STATED PROBLEM >> Repeat the data that follows, word for word, without the images.
··· AVAILABLE RECORDS
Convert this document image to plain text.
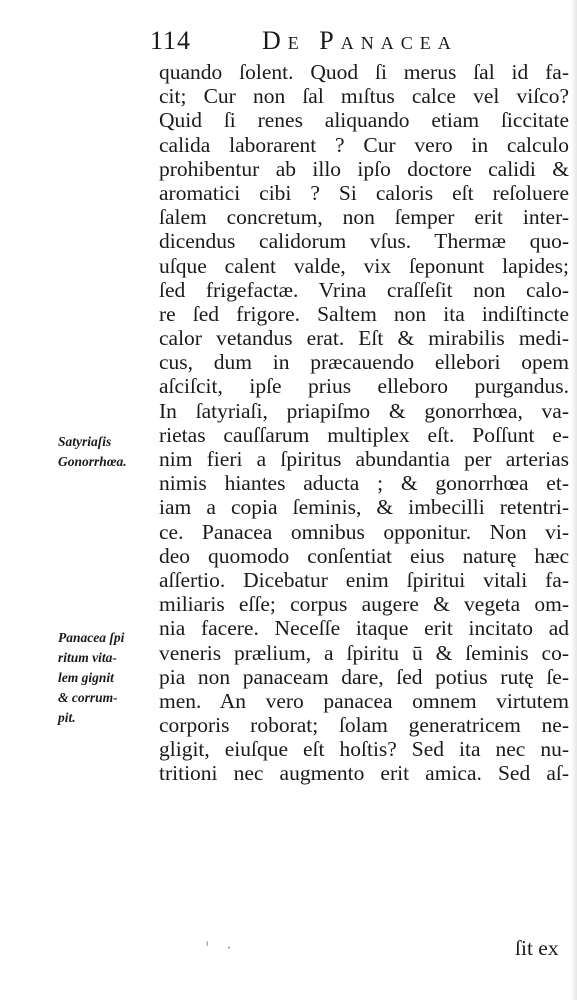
114	De Panacea
Satyriaſis
Gonorrhœa.
Panacea ſpi
ritum vita-
lem gignit
& corrum-
pit.
quando ſolent. Quod ſi merus ſal id fa-
cit; Cur non ſal mıſtus calce vel viſco?
Quid ſi renes aliquando etiam ſiccitate
calida laborarent ? Cur vero in calculo
prohibentur ab illo ipſo doctore calidi &
aromatici cibi ? Si caloris eſt reſoluere
ſalem concretum, non ſemper erit inter-
dicendus calidorum vſus. Thermæ quo-
uſque calent valde, vix ſeponunt lapides;
ſed frigefactæ. Vrina craſſeſit non calo-
re ſed frigore. Saltem non ita indiſtincte
calor vetandus erat. Eſt & mirabilis medi-
cus, dum in præcauendo ellebori opem
aſciſcit, ipſe prius elleboro purgandus.
In ſatyriaſi, priapiſmo & gonorrhœa, va-
rietas cauſſarum multiplex eſt. Poſſunt e-
nim fieri a ſpiritus abundantia per arterias
nimis hiantes aducta ; & gonorrhœa et-
iam a copia ſeminis, & imbecilli retentri-
ce. Panacea omnibus opponitur. Non vi-
deo quomodo conſentiat eius naturę hæc
aſſertio. Dicebatur enim ſpiritui vitali fa-
miliaris eſſe; corpus augere & vegeta om-
nia facere. Neceſſe itaque erit incitato ad
veneris prælium, a ſpiritu ū & ſeminis co-
pia non panaceam dare, ſed potius rutę ſe-
men. An vero panacea omnem virtutem
corporis roborat; ſolam generatricem ne-
gligit, eiuſque eſt hoſtis? Sed ita nec nu-
tritioni nec augmento erit amica. Sed aſ-
' ·	ſit ex
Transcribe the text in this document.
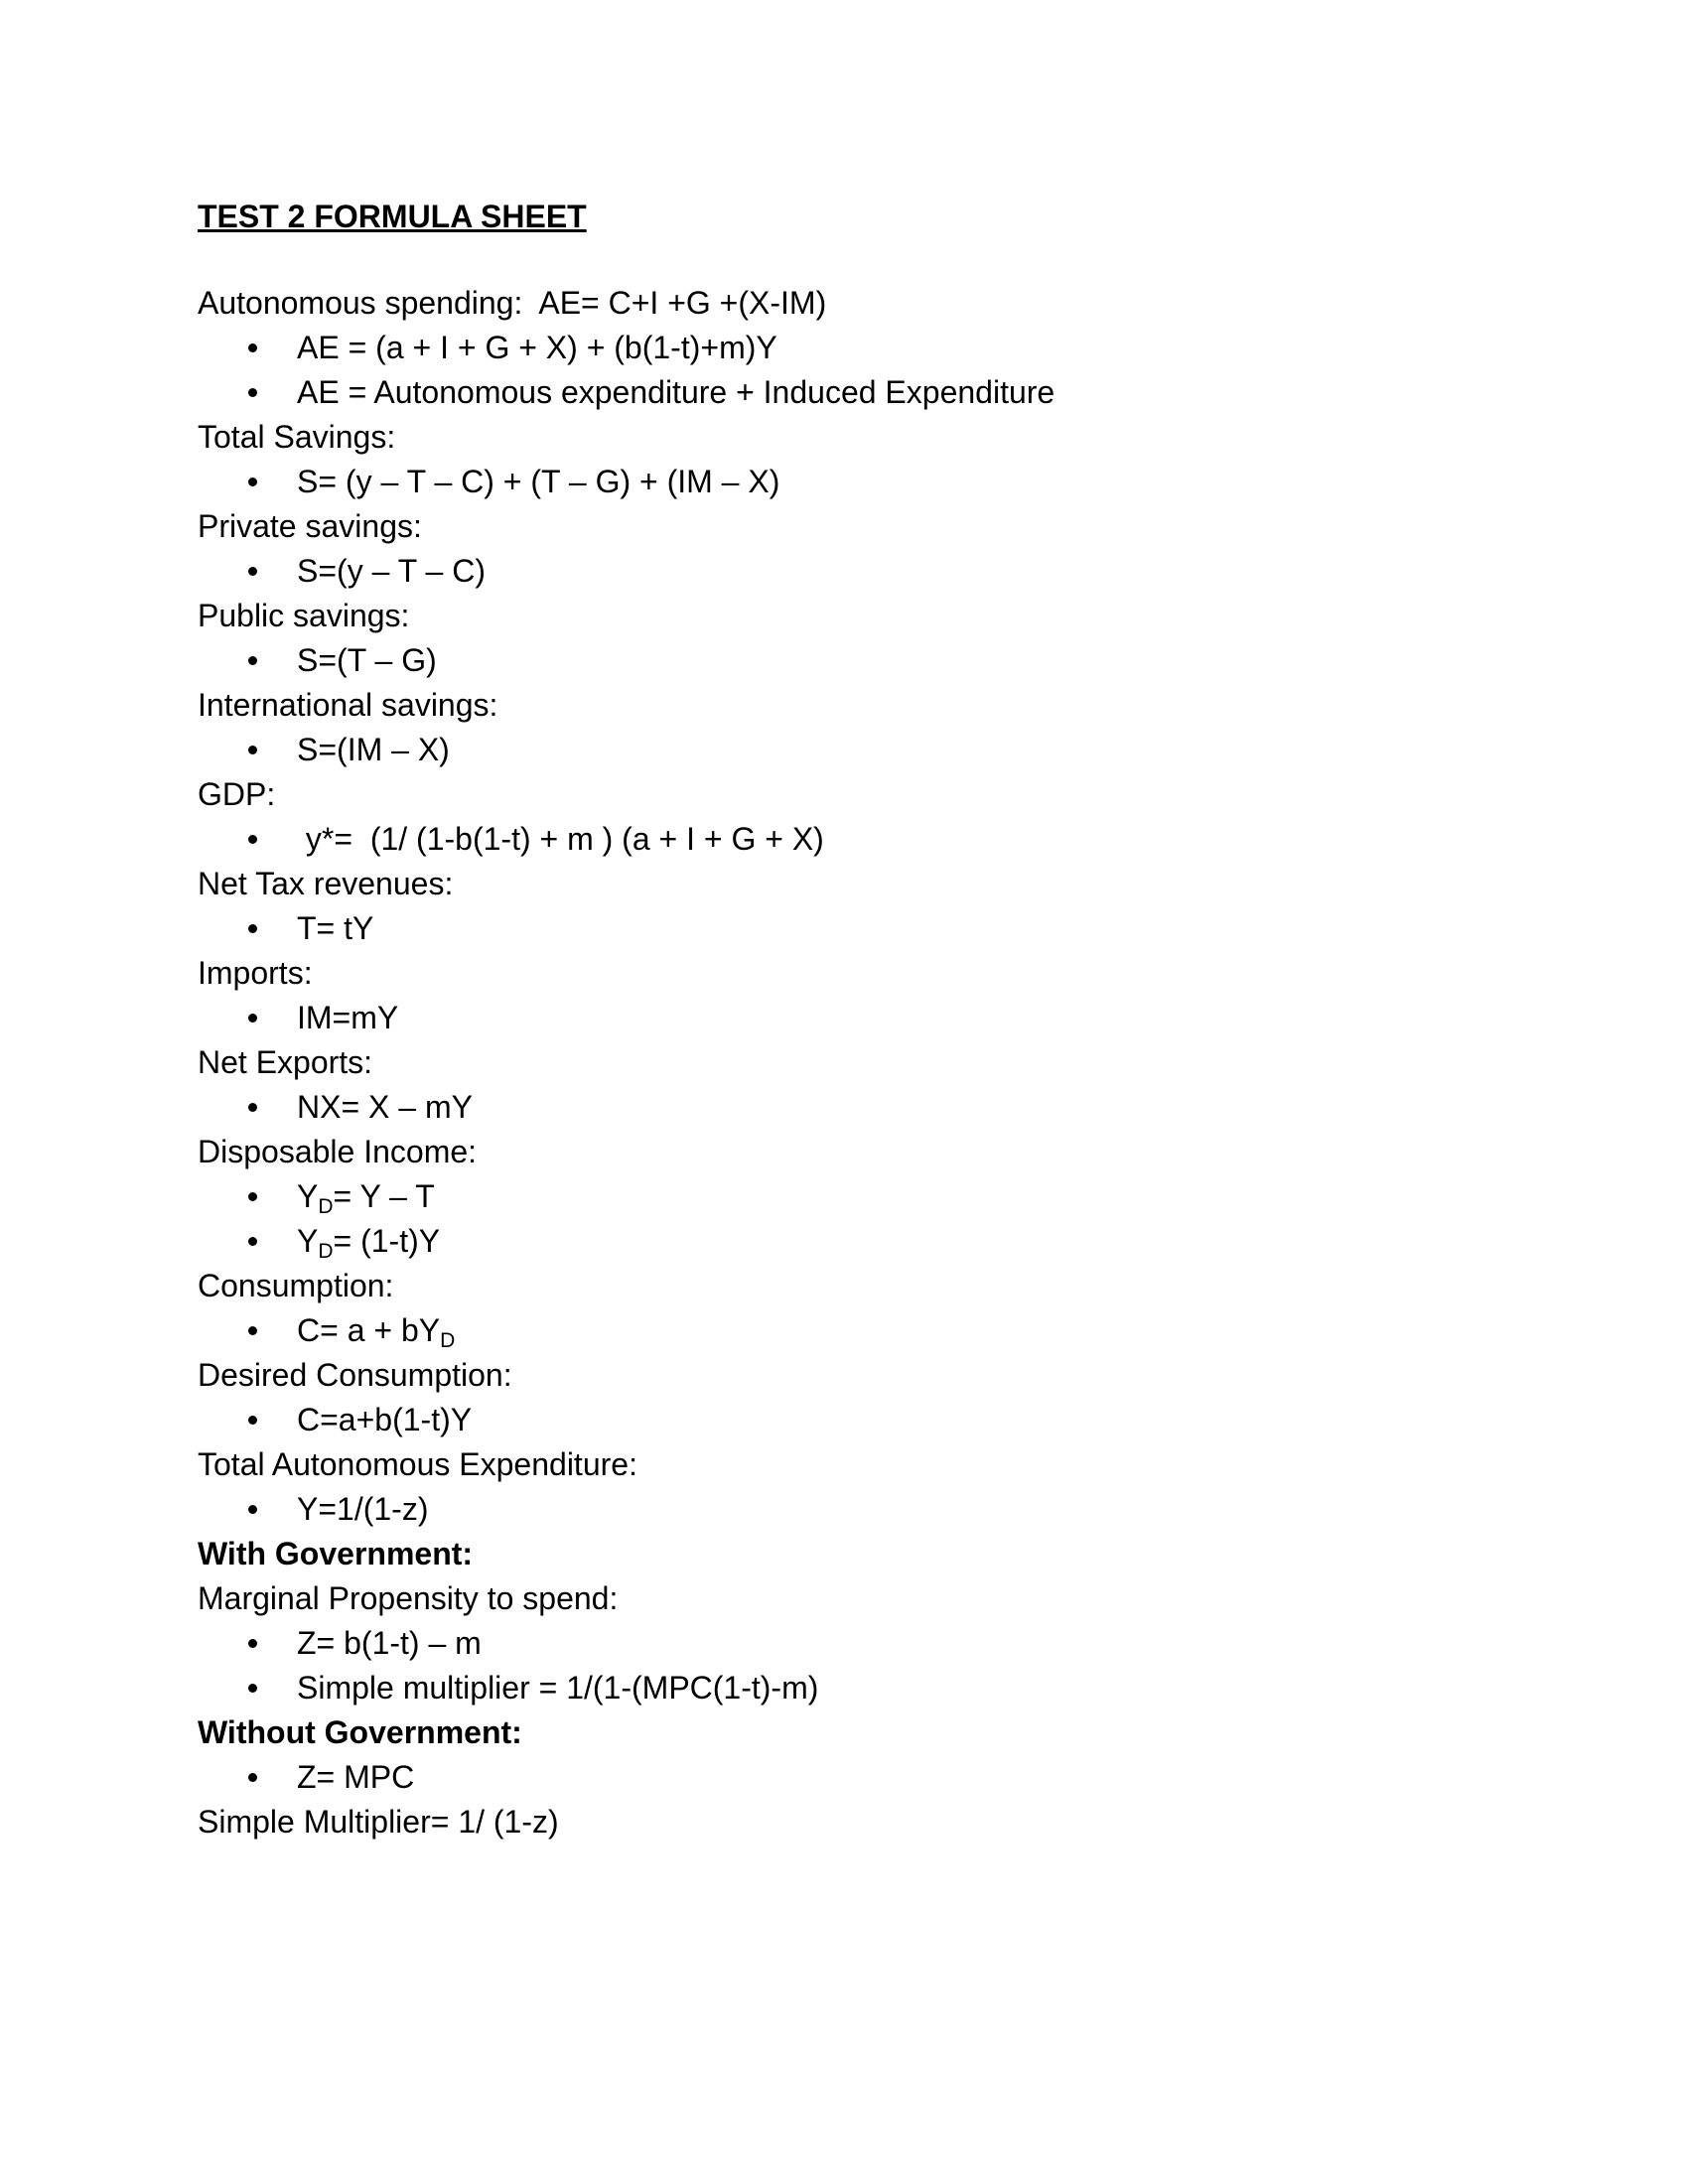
TEST 2 FORMULA SHEET
Autonomous spending:  AE= C+I +G +(X-IM)
AE = (a + I + G + X) + (b(1-t)+m)Y
AE = Autonomous expenditure + Induced Expenditure
Total Savings:
S= (y – T – C) + (T – G) + (IM – X)
Private savings:
S=(y – T – C)
Public savings:
S=(T – G)
International savings:
S=(IM – X)
GDP:
y*=  (1/ (1-b(1-t) + m ) (a + I + G + X)
Net Tax revenues:
T= tY
Imports:
IM=mY
Net Exports:
NX= X – mY
Disposable Income:
$Y_D= Y - T$
$Y_D= (1-t)Y$
Consumption:
$C= a + bY_D$
Desired Consumption:
C=a+b(1-t)Y
Total Autonomous Expenditure:
Y=1/(1-z)
With Government:
Marginal Propensity to spend:
Z= b(1-t) – m
Simple multiplier = 1/(1-(MPC(1-t)-m)
Without Government:
Z= MPC
Simple Multiplier= 1/ (1-z)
······
TASK SOLUTION >>
Convert this document image to plain text.
114	De Panacea
Satyriaſis
Gonorrhœa.
Panacea ſpi
ritum vita-
lem gignit
& corrum-
pit.
quando ſolent. Quod ſi merus ſal id fa-
cit; Cur non ſal mıſtus calce vel viſco?
Quid ſi renes aliquando etiam ſiccitate
calida laborarent ? Cur vero in calculo
prohibentur ab illo ipſo doctore calidi &
aromatici cibi ? Si caloris eſt reſoluere
ſalem concretum, non ſemper erit inter-
dicendus calidorum vſus. Thermæ quo-
uſque calent valde, vix ſeponunt lapides;
ſed frigefactæ. Vrina craſſeſit non calo-
re ſed frigore. Saltem non ita indiſtincte
calor vetandus erat. Eſt & mirabilis medi-
cus, dum in præcauendo ellebori opem
aſciſcit, ipſe prius elleboro purgandus.
In ſatyriaſi, priapiſmo & gonorrhœa, va-
rietas cauſſarum multiplex eſt. Poſſunt e-
nim fieri a ſpiritus abundantia per arterias
nimis hiantes aducta ; & gonorrhœa et-
iam a copia ſeminis, & imbecilli retentri-
ce. Panacea omnibus opponitur. Non vi-
deo quomodo conſentiat eius naturę hæc
aſſertio. Dicebatur enim ſpiritui vitali fa-
miliaris eſſe; corpus augere & vegeta om-
nia facere. Neceſſe itaque erit incitato ad
veneris prælium, a ſpiritu ū & ſeminis co-
pia non panaceam dare, ſed potius rutę ſe-
men. An vero panacea omnem virtutem
corporis roborat; ſolam generatricem ne-
gligit, eiuſque eſt hoſtis? Sed ita nec nu-
tritioni nec augmento erit amica. Sed aſ-
' ·	ſit ex
Transcribe the text in this document.
TEST 2 FORMULA SHEET
Autonomous spending:  AE= C+I +G +(X-IM)
AE = (a + I + G + X) + (b(1-t)+m)Y
AE = Autonomous expenditure + Induced Expenditure
Total Savings:
S= (y – T – C) + (T – G) + (IM – X)
Private savings:
S=(y – T – C)
Public savings:
S=(T – G)
International savings:
S=(IM – X)
GDP:
y*=  (1/ (1-b(1-t) + m ) (a + I + G + X)
Net Tax revenues:
T= tY
Imports:
IM=mY
Net Exports:
NX= X – mY
Disposable Income:
$Y_D= Y - T$
$Y_D= (1-t)Y$
Consumption:
$C= a + bY_D$
Desired Consumption:
C=a+b(1-t)Y
Total Autonomous Expenditure:
Y=1/(1-z)
With Government:
Marginal Propensity to spend:
Z= b(1-t) – m
Simple multiplier = 1/(1-(MPC(1-t)-m)
Without Government:
Z= MPC
Simple Multiplier= 1/ (1-z)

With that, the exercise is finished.